-- Data start --
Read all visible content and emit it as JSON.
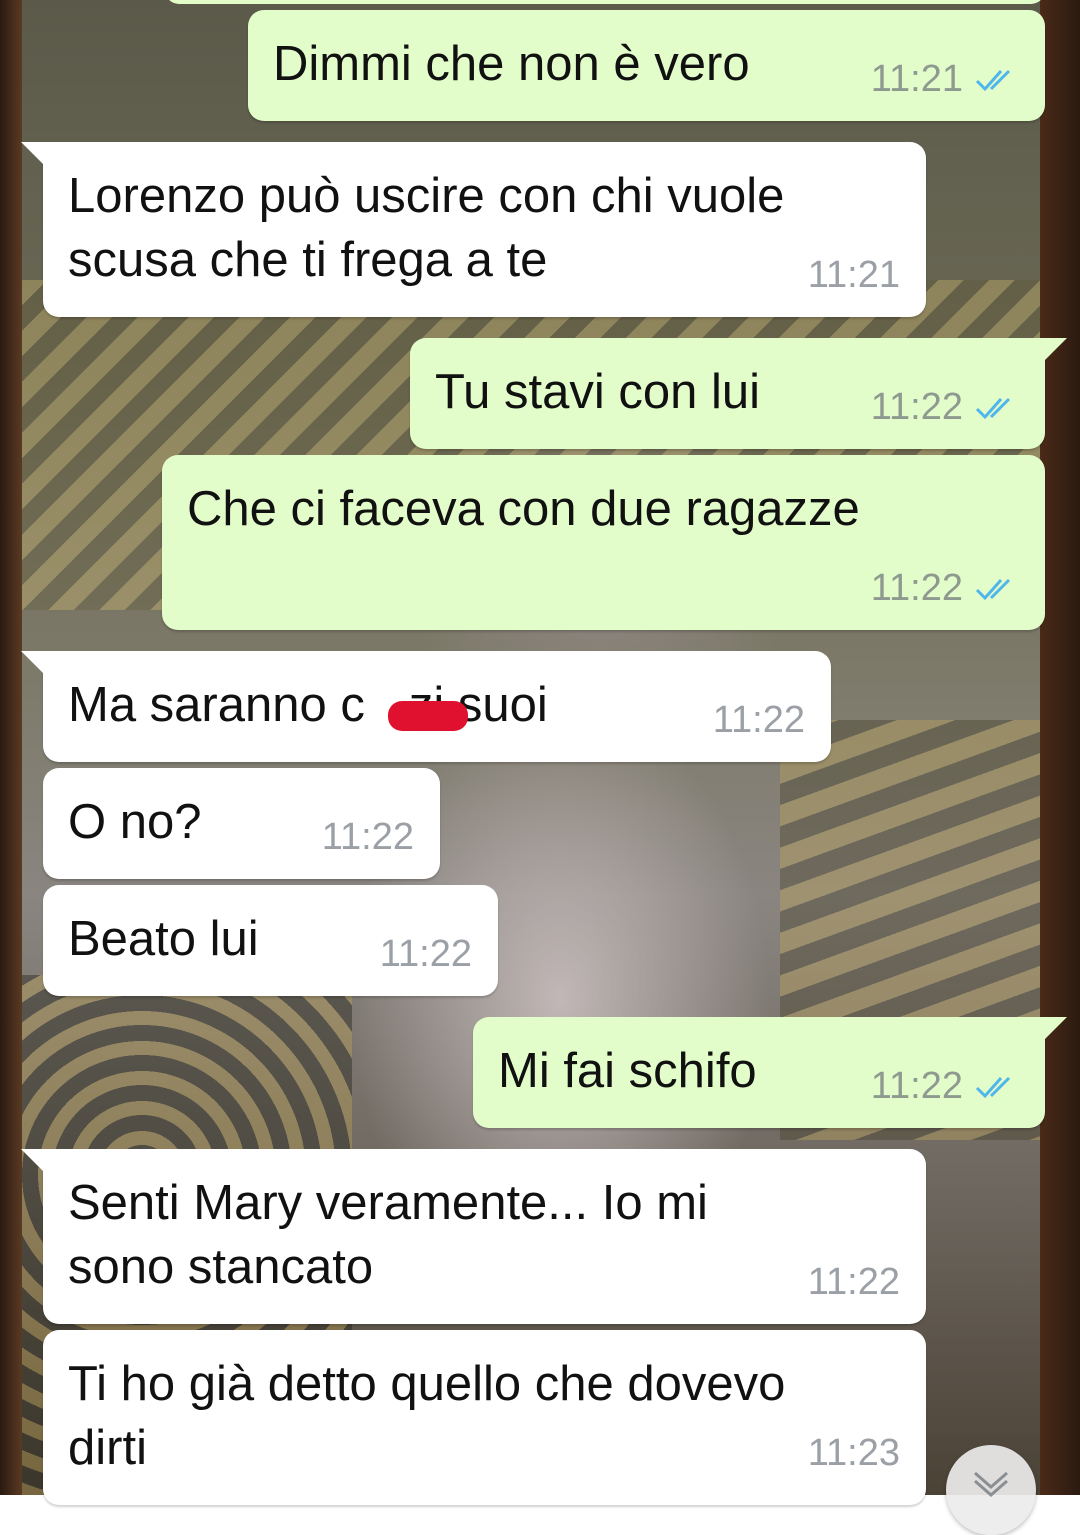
{
  "chat": {
    "messages": [
      {
        "direction": "out",
        "text": "Dimmi che non è vero",
        "time": "11:21",
        "read": true
      },
      {
        "direction": "in",
        "text": "Lorenzo può uscire con chi vuole\nscusa che ti frega a te",
        "time": "11:21"
      },
      {
        "direction": "out",
        "text": "Tu stavi con lui",
        "time": "11:22",
        "read": true
      },
      {
        "direction": "out",
        "text": "Che ci faceva con due ragazze",
        "time": "11:22",
        "read": true
      },
      {
        "direction": "in",
        "text_before": "Ma saranno c",
        "text_after": "zi suoi",
        "time": "11:22",
        "redacted": true
      },
      {
        "direction": "in",
        "text": "O no?",
        "time": "11:22"
      },
      {
        "direction": "in",
        "text": "Beato lui",
        "time": "11:22"
      },
      {
        "direction": "out",
        "text": "Mi fai schifo",
        "time": "11:22",
        "read": true
      },
      {
        "direction": "in",
        "text": "Senti Mary veramente... Io mi\nsono stancato",
        "time": "11:22"
      },
      {
        "direction": "in",
        "text": "Ti ho già detto quello che dovevo\ndirti",
        "time": "11:23"
      }
    ]
  },
  "icons": {
    "read_receipt": "double-check-icon",
    "scroll_down": "chevron-down-icon"
  },
  "colors": {
    "outgoing_bubble": "#e2fdca",
    "incoming_bubble": "#ffffff",
    "read_tick": "#4fb6ec",
    "timestamp": "#9aa0a6",
    "redaction": "#e0112f"
  }
}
-- Data end --
Output the records above exactly as they are, leaving out the pictures.

● **Answer to this exercise**:
Read all visible content and emit it as JSON.
{
  "chat": {
    "messages": [
      {
        "direction": "out",
        "text": "Dimmi che non è vero",
        "time": "11:21",
        "read": true
      },
      {
        "direction": "in",
        "text": "Lorenzo può uscire con chi vuole\nscusa che ti frega a te",
        "time": "11:21"
      },
      {
        "direction": "out",
        "text": "Tu stavi con lui",
        "time": "11:22",
        "read": true
      },
      {
        "direction": "out",
        "text": "Che ci faceva con due ragazze",
        "time": "11:22",
        "read": true
      },
      {
        "direction": "in",
        "text_before": "Ma saranno c",
        "text_after": "zi suoi",
        "time": "11:22",
        "redacted": true
      },
      {
        "direction": "in",
        "text": "O no?",
        "time": "11:22"
      },
      {
        "direction": "in",
        "text": "Beato lui",
        "time": "11:22"
      },
      {
        "direction": "out",
        "text": "Mi fai schifo",
        "time": "11:22",
        "read": true
      },
      {
        "direction": "in",
        "text": "Senti Mary veramente... Io mi\nsono stancato",
        "time": "11:22"
      },
      {
        "direction": "in",
        "text": "Ti ho già detto quello che dovevo\ndirti",
        "time": "11:23"
      }
    ]
  },
  "icons": {
    "read_receipt": "double-check-icon",
    "scroll_down": "chevron-down-icon"
  },
  "colors": {
    "outgoing_bubble": "#e2fdca",
    "incoming_bubble": "#ffffff",
    "read_tick": "#4fb6ec",
    "timestamp": "#9aa0a6",
    "redaction": "#e0112f"
  }
}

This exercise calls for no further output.